Dataset entries
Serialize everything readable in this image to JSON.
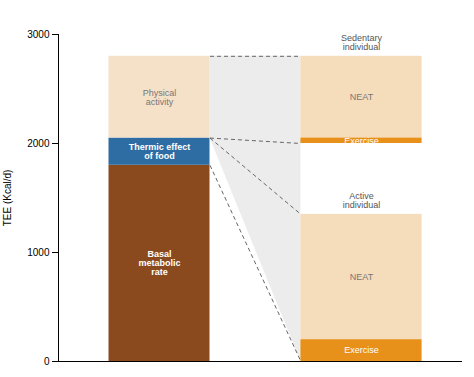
{
  "chart_data": {
    "type": "bar",
    "ylabel": "TEE (Kcal/d)",
    "ylim": [
      0,
      3000
    ],
    "yticks": [
      0,
      1000,
      2000,
      3000
    ],
    "tick_labels": "y",
    "categories": [
      null,
      null
    ],
    "bars": [
      {
        "groups": [
          {
            "segments": [
              {
                "name": "Basal\nmetabolic\nrate",
                "bottom": 0,
                "top": 1800,
                "color": "#8B4A1E"
              },
              {
                "name": "Thermic effect\nof food",
                "bottom": 1800,
                "top": 2050,
                "color": "#2E6DA4"
              },
              {
                "name": "Physical\nactivity",
                "bottom": 2050,
                "top": 2800,
                "color": "#F5E0C8"
              }
            ]
          }
        ]
      },
      {
        "groups": [
          {
            "title": "Sedentary\nindividual",
            "segments": [
              {
                "name": "NEAT",
                "bottom": 2050,
                "top": 2800,
                "color": "#F5DCBB"
              },
              {
                "name": "Exercise",
                "bottom": 2000,
                "top": 2050,
                "color": "#E8911A"
              }
            ]
          },
          {
            "title": "Active\nindividual",
            "segments": [
              {
                "name": "NEAT",
                "bottom": 200,
                "top": 1350,
                "color": "#F5DCBB"
              },
              {
                "name": "Exercise",
                "bottom": 0,
                "top": 200,
                "color": "#E8911A"
              }
            ]
          }
        ]
      }
    ],
    "shade": {
      "color": "#DCDCDC",
      "from": [
        2050,
        2800
      ],
      "to": [
        0,
        2800
      ]
    },
    "connectors": {
      "color": "#666666",
      "line_style": "dashed",
      "pairs": [
        [
          2800,
          2800
        ],
        [
          2050,
          2000
        ],
        [
          2050,
          1350
        ],
        [
          1800,
          0
        ]
      ]
    }
  }
}
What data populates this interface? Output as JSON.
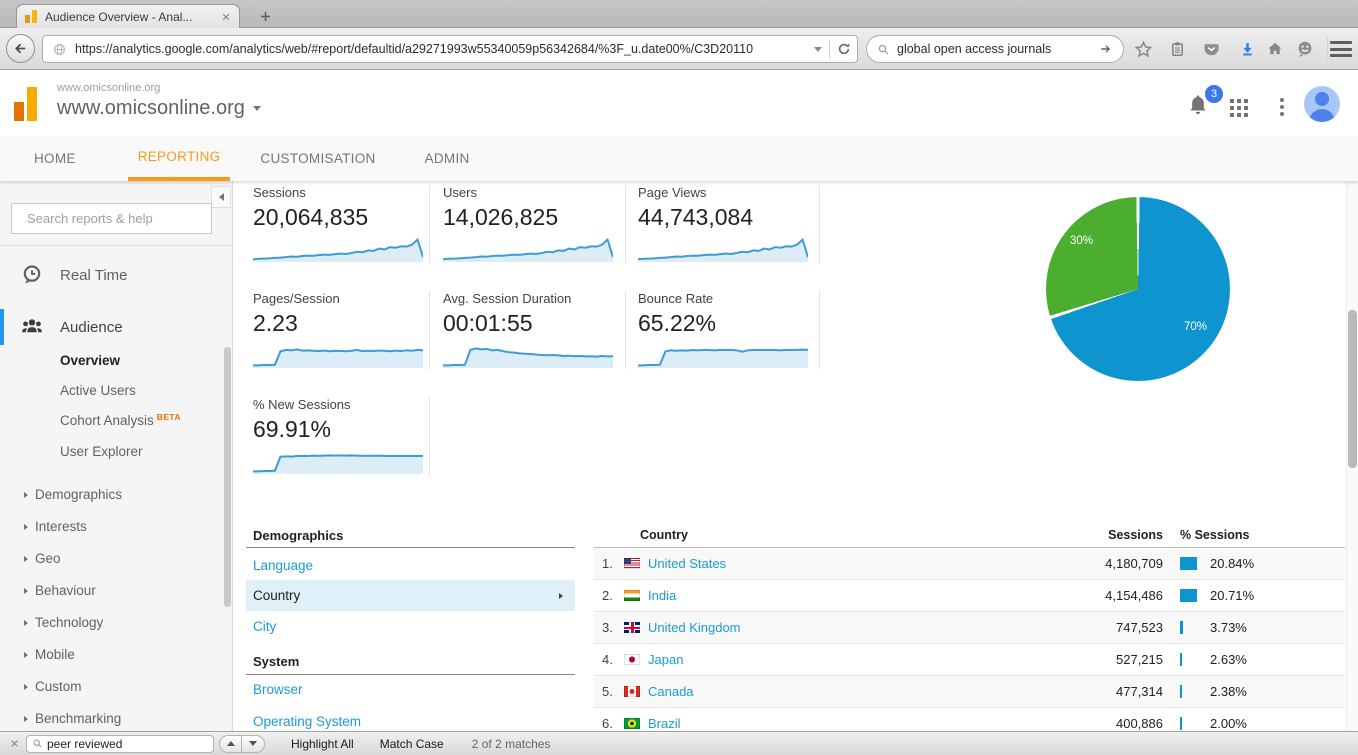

## AIM:
Collect the lines of the data that carry the word "color".

## ANSWER IN FULL:
                "color": "#8B4A1E"
                "color": "#2E6DA4"
                "color": "#F5E0C8"
                "color": "#F5DCBB"
                "color": "#E8911A"
                "color": "#F5DCBB"
                "color": "#E8911A"
      "color": "#DCDCDC",
      "color": "#666666",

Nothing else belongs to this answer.